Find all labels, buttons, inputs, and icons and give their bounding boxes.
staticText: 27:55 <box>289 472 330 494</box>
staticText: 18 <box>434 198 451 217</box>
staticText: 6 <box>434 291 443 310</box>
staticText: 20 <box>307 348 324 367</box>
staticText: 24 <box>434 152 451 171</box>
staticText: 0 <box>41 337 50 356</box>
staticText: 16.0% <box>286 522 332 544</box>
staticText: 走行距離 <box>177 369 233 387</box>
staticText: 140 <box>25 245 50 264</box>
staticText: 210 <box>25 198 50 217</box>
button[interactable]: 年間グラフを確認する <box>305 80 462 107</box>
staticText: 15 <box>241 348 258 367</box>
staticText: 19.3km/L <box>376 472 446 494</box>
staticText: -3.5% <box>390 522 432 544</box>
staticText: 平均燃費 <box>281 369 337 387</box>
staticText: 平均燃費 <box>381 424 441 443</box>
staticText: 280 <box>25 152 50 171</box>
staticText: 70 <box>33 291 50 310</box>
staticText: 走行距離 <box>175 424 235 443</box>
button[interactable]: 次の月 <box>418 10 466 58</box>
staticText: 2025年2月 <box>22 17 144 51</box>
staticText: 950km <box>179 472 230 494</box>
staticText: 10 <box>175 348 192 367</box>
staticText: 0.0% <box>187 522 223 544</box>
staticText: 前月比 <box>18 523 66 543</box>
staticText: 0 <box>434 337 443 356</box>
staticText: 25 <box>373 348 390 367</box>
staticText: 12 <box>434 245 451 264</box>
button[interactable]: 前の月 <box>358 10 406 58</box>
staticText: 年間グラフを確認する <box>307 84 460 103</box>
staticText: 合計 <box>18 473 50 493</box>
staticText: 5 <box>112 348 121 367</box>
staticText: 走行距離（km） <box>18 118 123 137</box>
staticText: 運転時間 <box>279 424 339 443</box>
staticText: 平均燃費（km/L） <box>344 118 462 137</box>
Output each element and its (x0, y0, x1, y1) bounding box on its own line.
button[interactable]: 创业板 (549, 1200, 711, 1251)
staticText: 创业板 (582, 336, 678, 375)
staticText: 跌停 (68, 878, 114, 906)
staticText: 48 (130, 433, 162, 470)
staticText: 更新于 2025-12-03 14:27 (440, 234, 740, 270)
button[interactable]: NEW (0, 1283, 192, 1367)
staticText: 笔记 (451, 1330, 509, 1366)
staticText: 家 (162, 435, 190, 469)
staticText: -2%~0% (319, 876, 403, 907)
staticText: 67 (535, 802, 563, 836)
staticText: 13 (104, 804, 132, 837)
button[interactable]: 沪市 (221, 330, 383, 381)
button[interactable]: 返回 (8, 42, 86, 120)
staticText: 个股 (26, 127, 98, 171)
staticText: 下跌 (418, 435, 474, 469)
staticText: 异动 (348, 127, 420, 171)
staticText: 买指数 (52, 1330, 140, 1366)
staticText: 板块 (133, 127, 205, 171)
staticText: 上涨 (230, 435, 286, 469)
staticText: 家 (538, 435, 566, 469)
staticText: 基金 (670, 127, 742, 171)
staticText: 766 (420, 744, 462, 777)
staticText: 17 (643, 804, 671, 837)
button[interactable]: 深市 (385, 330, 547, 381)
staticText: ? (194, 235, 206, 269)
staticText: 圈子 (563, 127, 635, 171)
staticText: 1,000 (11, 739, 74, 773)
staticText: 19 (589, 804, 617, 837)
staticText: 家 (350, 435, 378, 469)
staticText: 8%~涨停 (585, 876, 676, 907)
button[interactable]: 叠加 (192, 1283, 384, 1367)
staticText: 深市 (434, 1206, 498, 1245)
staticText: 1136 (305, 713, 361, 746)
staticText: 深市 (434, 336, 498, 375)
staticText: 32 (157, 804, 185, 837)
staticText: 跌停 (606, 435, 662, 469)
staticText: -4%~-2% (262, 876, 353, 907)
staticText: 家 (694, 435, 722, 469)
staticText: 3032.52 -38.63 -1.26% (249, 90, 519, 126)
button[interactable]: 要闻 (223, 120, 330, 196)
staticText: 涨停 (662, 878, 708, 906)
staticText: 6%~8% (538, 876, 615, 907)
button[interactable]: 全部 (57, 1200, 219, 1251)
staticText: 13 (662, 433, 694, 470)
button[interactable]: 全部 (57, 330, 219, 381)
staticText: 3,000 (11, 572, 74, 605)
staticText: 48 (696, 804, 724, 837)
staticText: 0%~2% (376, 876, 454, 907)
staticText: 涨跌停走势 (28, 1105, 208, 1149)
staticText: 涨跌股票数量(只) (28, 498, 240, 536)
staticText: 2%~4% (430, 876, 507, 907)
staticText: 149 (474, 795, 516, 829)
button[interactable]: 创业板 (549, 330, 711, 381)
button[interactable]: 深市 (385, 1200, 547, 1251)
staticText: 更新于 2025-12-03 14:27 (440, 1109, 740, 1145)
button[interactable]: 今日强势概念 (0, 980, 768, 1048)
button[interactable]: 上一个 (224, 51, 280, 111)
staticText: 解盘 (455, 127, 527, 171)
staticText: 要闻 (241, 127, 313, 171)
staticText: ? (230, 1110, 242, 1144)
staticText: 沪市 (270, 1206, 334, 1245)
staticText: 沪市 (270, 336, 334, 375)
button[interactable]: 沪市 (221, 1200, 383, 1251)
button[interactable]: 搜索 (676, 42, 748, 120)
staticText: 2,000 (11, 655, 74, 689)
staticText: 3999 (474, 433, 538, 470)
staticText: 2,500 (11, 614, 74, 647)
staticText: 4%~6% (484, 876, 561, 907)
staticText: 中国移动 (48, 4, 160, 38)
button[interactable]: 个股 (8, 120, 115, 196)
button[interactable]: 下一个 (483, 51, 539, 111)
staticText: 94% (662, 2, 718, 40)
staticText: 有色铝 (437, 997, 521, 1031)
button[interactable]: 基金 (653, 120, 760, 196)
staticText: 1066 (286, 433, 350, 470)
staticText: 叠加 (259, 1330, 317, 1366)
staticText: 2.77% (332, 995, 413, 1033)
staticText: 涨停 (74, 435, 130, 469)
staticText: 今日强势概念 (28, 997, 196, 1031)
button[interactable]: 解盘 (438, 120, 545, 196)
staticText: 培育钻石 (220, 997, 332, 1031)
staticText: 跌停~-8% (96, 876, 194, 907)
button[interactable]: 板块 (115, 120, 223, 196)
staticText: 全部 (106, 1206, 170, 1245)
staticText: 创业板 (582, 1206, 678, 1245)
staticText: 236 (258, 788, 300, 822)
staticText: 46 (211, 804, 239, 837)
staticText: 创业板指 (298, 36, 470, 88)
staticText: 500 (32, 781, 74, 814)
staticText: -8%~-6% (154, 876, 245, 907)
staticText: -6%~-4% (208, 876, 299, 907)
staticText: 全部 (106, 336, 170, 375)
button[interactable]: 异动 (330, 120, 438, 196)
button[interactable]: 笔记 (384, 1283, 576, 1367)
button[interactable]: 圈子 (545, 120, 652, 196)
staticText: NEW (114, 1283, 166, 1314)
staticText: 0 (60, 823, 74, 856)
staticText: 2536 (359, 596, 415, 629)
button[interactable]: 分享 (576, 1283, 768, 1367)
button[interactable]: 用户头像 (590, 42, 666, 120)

Short exercise: Format every line of the rows above as a Markdown table with the columns Line No. and Content, one table row per line, numbered in order, with blank lines left out.

Output below:
| Line No. | Content |
|---|---|
| 1 | Find all labels, buttons, inputs, and icons and give their bounding boxes. |
| 2 | staticText: 27:55 <box>289 472 330 494</box> |
| 3 | staticText: 18 <box>434 198 451 217</box> |
| 4 | staticText: 6 <box>434 291 443 310</box> |
| 5 | staticText: 20 <box>307 348 324 367</box> |
| 6 | staticText: 24 <box>434 152 451 171</box> |
| 7 | staticText: 0 <box>41 337 50 356</box> |
| 8 | staticText: 16.0% <box>286 522 332 544</box> |
| 9 | staticText: 走行距離 <box>177 369 233 387</box> |
| 10 | staticText: 140 <box>25 245 50 264</box> |
| 11 | staticText: 210 <box>25 198 50 217</box> |
| 12 | button[interactable]: 年間グラフを確認する <box>305 80 462 107</box> |
| 13 | staticText: 15 <box>241 348 258 367</box> |
| 14 | staticText: 19.3km/L <box>376 472 446 494</box> |
| 15 | staticText: -3.5% <box>390 522 432 544</box> |
| 16 | staticText: 平均燃費 <box>281 369 337 387</box> |
| 17 | staticText: 平均燃費 <box>381 424 441 443</box> |
| 18 | staticText: 280 <box>25 152 50 171</box> |
| 19 | staticText: 70 <box>33 291 50 310</box> |
| 20 | staticText: 走行距離 <box>175 424 235 443</box> |
| 21 | button[interactable]: 次の月 <box>418 10 466 58</box> |
| 22 | staticText: 2025年2月 <box>22 17 144 51</box> |
| 23 | staticText: 950km <box>179 472 230 494</box> |
| 24 | staticText: 10 <box>175 348 192 367</box> |
| 25 | staticText: 0.0% <box>187 522 223 544</box> |
| 26 | staticText: 前月比 <box>18 523 66 543</box> |
| 27 | staticText: 0 <box>434 337 443 356</box> |
| 28 | staticText: 25 <box>373 348 390 367</box> |
| 29 | staticText: 12 <box>434 245 451 264</box> |
| 30 | button[interactable]: 前の月 <box>358 10 406 58</box> |
| 31 | staticText: 年間グラフを確認する <box>307 84 460 103</box> |
| 32 | staticText: 合計 <box>18 473 50 493</box> |
| 33 | staticText: 5 <box>112 348 121 367</box> |
| 34 | staticText: 走行距離（km） <box>18 118 123 137</box> |
| 35 | staticText: 運転時間 <box>279 424 339 443</box> |
| 36 | staticText: 平均燃費（km/L） <box>344 118 462 137</box> |
| 37 | Output each element and its (x0, y0, x1, y1) bounding box on its own line. |
| 38 | button[interactable]: 创业板 (549, 1200, 711, 1251) |
| 39 | staticText: 创业板 (582, 336, 678, 375) |
| 40 | staticText: 跌停 (68, 878, 114, 906) |
| 41 | staticText: 48 (130, 433, 162, 470) |
| 42 | staticText: 更新于 2025-12-03 14:27 (440, 234, 740, 270) |
| 43 | button[interactable]: NEW (0, 1283, 192, 1367) |
| 44 | staticText: 笔记 (451, 1330, 509, 1366) |
| 45 | staticText: 家 (162, 435, 190, 469) |
| 46 | staticText: -2%~0% (319, 876, 403, 907) |
| 47 | staticText: 67 (535, 802, 563, 836) |
| 48 | staticText: 13 (104, 804, 132, 837) |
| 49 | button[interactable]: 沪市 (221, 330, 383, 381) |
| 50 | button[interactable]: 返回 (8, 42, 86, 120) |
| 51 | staticText: 个股 (26, 127, 98, 171) |
| 52 | staticText: 下跌 (418, 435, 474, 469) |
| 53 | staticText: 异动 (348, 127, 420, 171) |
| 54 | staticText: 买指数 (52, 1330, 140, 1366) |
| 55 | staticText: 板块 (133, 127, 205, 171) |
| 56 | staticText: 上涨 (230, 435, 286, 469) |
| 57 | staticText: 家 (538, 435, 566, 469) |
| 58 | staticText: 基金 (670, 127, 742, 171) |
| 59 | staticText: 766 (420, 744, 462, 777) |
| 60 | staticText: 17 (643, 804, 671, 837) |
| 61 | button[interactable]: 深市 (385, 330, 547, 381) |
| 62 | staticText: ? (194, 235, 206, 269) |
| 63 | staticText: 圈子 (563, 127, 635, 171) |
| 64 | staticText: 1,000 (11, 739, 74, 773) |
| 65 | staticText: 19 (589, 804, 617, 837) |
| 66 | staticText: 家 (350, 435, 378, 469) |
| 67 | staticText: 8%~涨停 (585, 876, 676, 907) |
| 68 | button[interactable]: 叠加 (192, 1283, 384, 1367) |
| 69 | staticText: 深市 (434, 1206, 498, 1245) |
| 70 | staticText: 1136 (305, 713, 361, 746) |
| 71 | staticText: 深市 (434, 336, 498, 375) |
| 72 | staticText: 32 (157, 804, 185, 837) |
| 73 | staticText: 跌停 (606, 435, 662, 469) |
| 74 | staticText: -4%~-2% (262, 876, 353, 907) |
| 75 | staticText: 家 (694, 435, 722, 469) |
| 76 | staticText: 3032.52 -38.63 -1.26% (249, 90, 519, 126) |
| 77 | button[interactable]: 要闻 (223, 120, 330, 196) |
| 78 | staticText: 涨停 (662, 878, 708, 906) |
| 79 | staticText: 6%~8% (538, 876, 615, 907) |
| 80 | button[interactable]: 全部 (57, 1200, 219, 1251) |
| 81 | staticText: 13 (662, 433, 694, 470) |
| 82 | button[interactable]: 全部 (57, 330, 219, 381) |
| 83 | staticText: 3,000 (11, 572, 74, 605) |
| 84 | staticText: 48 (696, 804, 724, 837) |
| 85 | staticText: 0%~2% (376, 876, 454, 907) |
| 86 | staticText: 涨跌停走势 (28, 1105, 208, 1149) |
| 87 | staticText: 涨跌股票数量(只) (28, 498, 240, 536) |
| 88 | staticText: 2%~4% (430, 876, 507, 907) |
| 89 | staticText: 149 (474, 795, 516, 829) |
| 90 | button[interactable]: 创业板 (549, 330, 711, 381) |
| 91 | button[interactable]: 深市 (385, 1200, 547, 1251) |
| 92 | staticText: 更新于 2025-12-03 14:27 (440, 1109, 740, 1145) |
| 93 | button[interactable]: 今日强势概念 (0, 980, 768, 1048) |
| 94 | button[interactable]: 上一个 (224, 51, 280, 111) |
| 95 | staticText: 解盘 (455, 127, 527, 171) |
| 96 | staticText: 要闻 (241, 127, 313, 171) |
| 97 | staticText: ? (230, 1110, 242, 1144) |
| 98 | staticText: 沪市 (270, 1206, 334, 1245) |
| 99 | staticText: 沪市 (270, 336, 334, 375) |
| 100 | button[interactable]: 沪市 (221, 1200, 383, 1251) |
| 101 | button[interactable]: 搜索 (676, 42, 748, 120) |
| 102 | staticText: 2,000 (11, 655, 74, 689) |
| 103 | staticText: 3999 (474, 433, 538, 470) |
| 104 | staticText: 2,500 (11, 614, 74, 647) |
| 105 | staticText: 4%~6% (484, 876, 561, 907) |
| 106 | staticText: 中国移动 (48, 4, 160, 38) |
| 107 | button[interactable]: 个股 (8, 120, 115, 196) |
| 108 | button[interactable]: 下一个 (483, 51, 539, 111) |
| 109 | staticText: 94% (662, 2, 718, 40) |
| 110 | staticText: 有色铝 (437, 997, 521, 1031) |
| 111 | button[interactable]: 基金 (653, 120, 760, 196) |
| 112 | staticText: 1066 (286, 433, 350, 470) |
| 113 | staticText: 叠加 (259, 1330, 317, 1366) |
| 114 | staticText: 2.77% (332, 995, 413, 1033) |
| 115 | staticText: 涨停 (74, 435, 130, 469) |
| 116 | staticText: 今日强势概念 (28, 997, 196, 1031) |
| 117 | button[interactable]: 解盘 (438, 120, 545, 196) |
| 118 | staticText: 培育钻石 (220, 997, 332, 1031) |
| 119 | staticText: 跌停~-8% (96, 876, 194, 907) |
| 120 | button[interactable]: 板块 (115, 120, 223, 196) |
| 121 | staticText: 全部 (106, 1206, 170, 1245) |
| 122 | staticText: 创业板 (582, 1206, 678, 1245) |
| 123 | staticText: 236 (258, 788, 300, 822) |
| 124 | staticText: 46 (211, 804, 239, 837) |
| 125 | staticText: 创业板指 (298, 36, 470, 88) |
| 126 | staticText: 500 (32, 781, 74, 814) |
| 127 | staticText: -8%~-6% (154, 876, 245, 907) |
| 128 | staticText: -6%~-4% (208, 876, 299, 907) |
| 129 | staticText: 全部 (106, 336, 170, 375) |
| 130 | button[interactable]: 异动 (330, 120, 438, 196) |
| 131 | button[interactable]: 笔记 (384, 1283, 576, 1367) |
| 132 | button[interactable]: 圈子 (545, 120, 652, 196) |
| 133 | staticText: NEW (114, 1283, 166, 1314) |
| 134 | staticText: 0 (60, 823, 74, 856) |
| 135 | staticText: 2536 (359, 596, 415, 629) |
| 136 | button[interactable]: 分享 (576, 1283, 768, 1367) |
| 137 | button[interactable]: 用户头像 (590, 42, 666, 120) |